═══ Data lines

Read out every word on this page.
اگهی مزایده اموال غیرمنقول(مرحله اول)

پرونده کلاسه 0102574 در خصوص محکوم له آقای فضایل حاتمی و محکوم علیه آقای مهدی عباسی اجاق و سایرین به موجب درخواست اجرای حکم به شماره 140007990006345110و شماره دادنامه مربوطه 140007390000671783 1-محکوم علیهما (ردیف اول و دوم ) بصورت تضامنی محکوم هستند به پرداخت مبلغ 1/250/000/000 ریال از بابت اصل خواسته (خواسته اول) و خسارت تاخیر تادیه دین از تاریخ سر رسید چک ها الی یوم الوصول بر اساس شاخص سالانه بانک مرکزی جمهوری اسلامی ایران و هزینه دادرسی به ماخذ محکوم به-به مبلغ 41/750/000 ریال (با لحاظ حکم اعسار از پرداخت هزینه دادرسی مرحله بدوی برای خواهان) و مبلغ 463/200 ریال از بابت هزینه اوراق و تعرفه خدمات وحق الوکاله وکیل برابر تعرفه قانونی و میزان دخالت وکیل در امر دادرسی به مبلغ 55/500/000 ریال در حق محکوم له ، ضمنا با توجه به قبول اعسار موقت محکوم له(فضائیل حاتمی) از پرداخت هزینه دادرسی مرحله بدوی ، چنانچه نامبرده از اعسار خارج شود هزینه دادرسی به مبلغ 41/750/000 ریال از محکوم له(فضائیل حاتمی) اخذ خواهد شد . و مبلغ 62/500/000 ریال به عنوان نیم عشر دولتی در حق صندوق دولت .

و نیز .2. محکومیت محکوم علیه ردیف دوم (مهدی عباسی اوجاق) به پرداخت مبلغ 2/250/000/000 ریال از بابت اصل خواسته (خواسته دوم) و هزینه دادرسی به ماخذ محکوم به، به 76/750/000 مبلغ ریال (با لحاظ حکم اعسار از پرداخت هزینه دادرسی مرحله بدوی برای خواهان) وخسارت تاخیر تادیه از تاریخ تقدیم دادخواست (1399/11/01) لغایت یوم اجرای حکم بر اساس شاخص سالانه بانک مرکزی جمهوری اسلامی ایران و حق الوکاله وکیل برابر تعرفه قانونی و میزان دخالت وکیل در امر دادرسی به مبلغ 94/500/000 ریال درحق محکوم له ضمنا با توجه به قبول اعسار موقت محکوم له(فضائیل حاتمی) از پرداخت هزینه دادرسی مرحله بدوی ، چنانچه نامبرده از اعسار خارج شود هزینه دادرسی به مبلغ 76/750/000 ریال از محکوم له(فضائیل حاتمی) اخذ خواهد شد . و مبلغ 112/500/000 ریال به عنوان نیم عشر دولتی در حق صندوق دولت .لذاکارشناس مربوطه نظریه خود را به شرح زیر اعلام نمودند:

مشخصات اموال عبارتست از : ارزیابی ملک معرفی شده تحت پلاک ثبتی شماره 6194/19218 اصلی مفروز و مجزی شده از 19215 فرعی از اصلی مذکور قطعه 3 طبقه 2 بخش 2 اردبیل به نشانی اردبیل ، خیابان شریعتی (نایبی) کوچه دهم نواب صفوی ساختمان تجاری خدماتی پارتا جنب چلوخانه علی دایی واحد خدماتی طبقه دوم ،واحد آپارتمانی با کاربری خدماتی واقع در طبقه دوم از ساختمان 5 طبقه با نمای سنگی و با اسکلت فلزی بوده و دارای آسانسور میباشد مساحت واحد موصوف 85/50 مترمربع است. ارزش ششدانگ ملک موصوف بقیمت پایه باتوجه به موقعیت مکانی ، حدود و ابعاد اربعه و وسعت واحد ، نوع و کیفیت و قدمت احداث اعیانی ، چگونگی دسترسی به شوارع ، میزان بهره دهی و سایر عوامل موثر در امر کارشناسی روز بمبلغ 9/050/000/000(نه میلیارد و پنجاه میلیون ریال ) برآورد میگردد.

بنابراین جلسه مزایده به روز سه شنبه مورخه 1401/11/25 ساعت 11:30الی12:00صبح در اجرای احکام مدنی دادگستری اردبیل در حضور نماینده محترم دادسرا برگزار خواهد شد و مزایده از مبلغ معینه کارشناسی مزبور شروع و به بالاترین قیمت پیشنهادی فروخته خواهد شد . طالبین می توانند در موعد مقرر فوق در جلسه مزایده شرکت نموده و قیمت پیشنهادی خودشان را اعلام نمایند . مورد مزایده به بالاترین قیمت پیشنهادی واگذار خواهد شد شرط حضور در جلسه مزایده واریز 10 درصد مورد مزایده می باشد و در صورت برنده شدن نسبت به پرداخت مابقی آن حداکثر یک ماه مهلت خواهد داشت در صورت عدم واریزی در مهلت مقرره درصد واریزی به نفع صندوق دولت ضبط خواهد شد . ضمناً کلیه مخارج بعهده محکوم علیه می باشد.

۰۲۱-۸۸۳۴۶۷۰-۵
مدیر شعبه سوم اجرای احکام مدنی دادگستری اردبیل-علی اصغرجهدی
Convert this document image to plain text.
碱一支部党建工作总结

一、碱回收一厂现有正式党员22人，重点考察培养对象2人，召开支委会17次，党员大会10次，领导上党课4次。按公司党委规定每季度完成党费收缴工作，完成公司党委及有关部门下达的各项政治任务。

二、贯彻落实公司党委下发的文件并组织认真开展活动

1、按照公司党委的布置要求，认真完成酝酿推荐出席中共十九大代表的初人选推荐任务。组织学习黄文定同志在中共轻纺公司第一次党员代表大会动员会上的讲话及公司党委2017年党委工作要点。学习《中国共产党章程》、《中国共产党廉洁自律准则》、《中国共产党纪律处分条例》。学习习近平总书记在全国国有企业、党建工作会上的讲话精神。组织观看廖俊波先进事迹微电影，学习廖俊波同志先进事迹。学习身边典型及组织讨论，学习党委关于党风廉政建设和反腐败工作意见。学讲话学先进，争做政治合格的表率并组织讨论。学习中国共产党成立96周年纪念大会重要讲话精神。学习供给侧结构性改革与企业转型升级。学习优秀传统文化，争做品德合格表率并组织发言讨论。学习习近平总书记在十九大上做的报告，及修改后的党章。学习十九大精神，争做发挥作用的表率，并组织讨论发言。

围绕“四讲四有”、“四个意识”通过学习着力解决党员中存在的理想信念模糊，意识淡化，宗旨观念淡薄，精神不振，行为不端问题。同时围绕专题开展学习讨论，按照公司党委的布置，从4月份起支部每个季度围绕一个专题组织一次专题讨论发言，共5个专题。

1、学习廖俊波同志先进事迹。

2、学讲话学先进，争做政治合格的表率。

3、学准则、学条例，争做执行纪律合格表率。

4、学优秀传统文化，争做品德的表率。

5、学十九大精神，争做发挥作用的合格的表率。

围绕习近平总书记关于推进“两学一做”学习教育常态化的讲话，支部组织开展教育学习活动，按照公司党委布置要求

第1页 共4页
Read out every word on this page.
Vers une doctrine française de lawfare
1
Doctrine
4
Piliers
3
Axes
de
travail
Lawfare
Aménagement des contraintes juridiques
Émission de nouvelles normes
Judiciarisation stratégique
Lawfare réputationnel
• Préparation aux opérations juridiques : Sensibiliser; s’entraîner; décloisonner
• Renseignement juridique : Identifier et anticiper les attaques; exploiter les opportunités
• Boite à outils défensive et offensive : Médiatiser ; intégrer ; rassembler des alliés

══════

# [Work to complete]
Reproduce every line above without error.

# [The result]
Read out every word on this page.
اگهی مزایده اموال غیرمنقول(مرحله اول)

پرونده کلاسه 0102574 در خصوص محکوم له آقای فضایل حاتمی و محکوم علیه آقای مهدی عباسی اجاق و سایرین به موجب درخواست اجرای حکم به شماره 140007990006345110و شماره دادنامه مربوطه 140007390000671783 1-محکوم علیهما (ردیف اول و دوم ) بصورت تضامنی محکوم هستند به پرداخت مبلغ 1/250/000/000 ریال از بابت اصل خواسته (خواسته اول) و خسارت تاخیر تادیه دین از تاریخ سر رسید چک ها الی یوم الوصول بر اساس شاخص سالانه بانک مرکزی جمهوری اسلامی ایران و هزینه دادرسی به ماخذ محکوم به-به مبلغ 41/750/000 ریال (با لحاظ حکم اعسار از پرداخت هزینه دادرسی مرحله بدوی برای خواهان) و مبلغ 463/200 ریال از بابت هزینه اوراق و تعرفه خدمات وحق الوکاله وکیل برابر تعرفه قانونی و میزان دخالت وکیل در امر دادرسی به مبلغ 55/500/000 ریال در حق محکوم له ، ضمنا با توجه به قبول اعسار موقت محکوم له(فضائیل حاتمی) از پرداخت هزینه دادرسی مرحله بدوی ، چنانچه نامبرده از اعسار خارج شود هزینه دادرسی به مبلغ 41/750/000 ریال از محکوم له(فضائیل حاتمی) اخذ خواهد شد . و مبلغ 62/500/000 ریال به عنوان نیم عشر دولتی در حق صندوق دولت .

و نیز .2. محکومیت محکوم علیه ردیف دوم (مهدی عباسی اوجاق) به پرداخت مبلغ 2/250/000/000 ریال از بابت اصل خواسته (خواسته دوم) و هزینه دادرسی به ماخذ محکوم به، به 76/750/000 مبلغ ریال (با لحاظ حکم اعسار از پرداخت هزینه دادرسی مرحله بدوی برای خواهان) وخسارت تاخیر تادیه از تاریخ تقدیم دادخواست (1399/11/01) لغایت یوم اجرای حکم بر اساس شاخص سالانه بانک مرکزی جمهوری اسلامی ایران و حق الوکاله وکیل برابر تعرفه قانونی و میزان دخالت وکیل در امر دادرسی به مبلغ 94/500/000 ریال درحق محکوم له ضمنا با توجه به قبول اعسار موقت محکوم له(فضائیل حاتمی) از پرداخت هزینه دادرسی مرحله بدوی ، چنانچه نامبرده از اعسار خارج شود هزینه دادرسی به مبلغ 76/750/000 ریال از محکوم له(فضائیل حاتمی) اخذ خواهد شد . و مبلغ 112/500/000 ریال به عنوان نیم عشر دولتی در حق صندوق دولت .لذاکارشناس مربوطه نظریه خود را به شرح زیر اعلام نمودند:

مشخصات اموال عبارتست از : ارزیابی ملک معرفی شده تحت پلاک ثبتی شماره 6194/19218 اصلی مفروز و مجزی شده از 19215 فرعی از اصلی مذکور قطعه 3 طبقه 2 بخش 2 اردبیل به نشانی اردبیل ، خیابان شریعتی (نایبی) کوچه دهم نواب صفوی ساختمان تجاری خدماتی پارتا جنب چلوخانه علی دایی واحد خدماتی طبقه دوم ،واحد آپارتمانی با کاربری خدماتی واقع در طبقه دوم از ساختمان 5 طبقه با نمای سنگی و با اسکلت فلزی بوده و دارای آسانسور میباشد مساحت واحد موصوف 85/50 مترمربع است. ارزش ششدانگ ملک موصوف بقیمت پایه باتوجه به موقعیت مکانی ، حدود و ابعاد اربعه و وسعت واحد ، نوع و کیفیت و قدمت احداث اعیانی ، چگونگی دسترسی به شوارع ، میزان بهره دهی و سایر عوامل موثر در امر کارشناسی روز بمبلغ 9/050/000/000(نه میلیارد و پنجاه میلیون ریال ) برآورد میگردد.

بنابراین جلسه مزایده به روز سه شنبه مورخه 1401/11/25 ساعت 11:30الی12:00صبح در اجرای احکام مدنی دادگستری اردبیل در حضور نماینده محترم دادسرا برگزار خواهد شد و مزایده از مبلغ معینه کارشناسی مزبور شروع و به بالاترین قیمت پیشنهادی فروخته خواهد شد . طالبین می توانند در موعد مقرر فوق در جلسه مزایده شرکت نموده و قیمت پیشنهادی خودشان را اعلام نمایند . مورد مزایده به بالاترین قیمت پیشنهادی واگذار خواهد شد شرط حضور در جلسه مزایده واریز 10 درصد مورد مزایده می باشد و در صورت برنده شدن نسبت به پرداخت مابقی آن حداکثر یک ماه مهلت خواهد داشت در صورت عدم واریزی در مهلت مقرره درصد واریزی به نفع صندوق دولت ضبط خواهد شد . ضمناً کلیه مخارج بعهده محکوم علیه می باشد.

۰۲۱-۸۸۳۴۶۷۰-۵
مدیر شعبه سوم اجرای احکام مدنی دادگستری اردبیل-علی اصغرجهدی
Convert this document image to plain text.
碱一支部党建工作总结

一、碱回收一厂现有正式党员22人，重点考察培养对象2人，召开支委会17次，党员大会10次，领导上党课4次。按公司党委规定每季度完成党费收缴工作，完成公司党委及有关部门下达的各项政治任务。

二、贯彻落实公司党委下发的文件并组织认真开展活动

1、按照公司党委的布置要求，认真完成酝酿推荐出席中共十九大代表的初人选推荐任务。组织学习黄文定同志在中共轻纺公司第一次党员代表大会动员会上的讲话及公司党委2017年党委工作要点。学习《中国共产党章程》、《中国共产党廉洁自律准则》、《中国共产党纪律处分条例》。学习习近平总书记在全国国有企业、党建工作会上的讲话精神。组织观看廖俊波先进事迹微电影，学习廖俊波同志先进事迹。学习身边典型及组织讨论，学习党委关于党风廉政建设和反腐败工作意见。学讲话学先进，争做政治合格的表率并组织讨论。学习中国共产党成立96周年纪念大会重要讲话精神。学习供给侧结构性改革与企业转型升级。学习优秀传统文化，争做品德合格表率并组织发言讨论。学习习近平总书记在十九大上做的报告，及修改后的党章。学习十九大精神，争做发挥作用的表率，并组织讨论发言。

围绕“四讲四有”、“四个意识”通过学习着力解决党员中存在的理想信念模糊，意识淡化，宗旨观念淡薄，精神不振，行为不端问题。同时围绕专题开展学习讨论，按照公司党委的布置，从4月份起支部每个季度围绕一个专题组织一次专题讨论发言，共5个专题。

1、学习廖俊波同志先进事迹。

2、学讲话学先进，争做政治合格的表率。

3、学准则、学条例，争做执行纪律合格表率。

4、学优秀传统文化，争做品德的表率。

5、学十九大精神，争做发挥作用的合格的表率。

围绕习近平总书记关于推进“两学一做”学习教育常态化的讲话，支部组织开展教育学习活动，按照公司党委布置要求

第1页 共4页
Read out every word on this page.
Vers une doctrine française de lawfare
1
Doctrine
4
Piliers
3
Axes
de
travail
Lawfare
Aménagement des contraintes juridiques
Émission de nouvelles normes
Judiciarisation stratégique
Lawfare réputationnel
• Préparation aux opérations juridiques : Sensibiliser; s’entraîner; décloisonner
• Renseignement juridique : Identifier et anticiper les attaques; exploiter les opportunités
• Boite à outils défensive et offensive : Médiatiser ; intégrer ; rassembler des alliés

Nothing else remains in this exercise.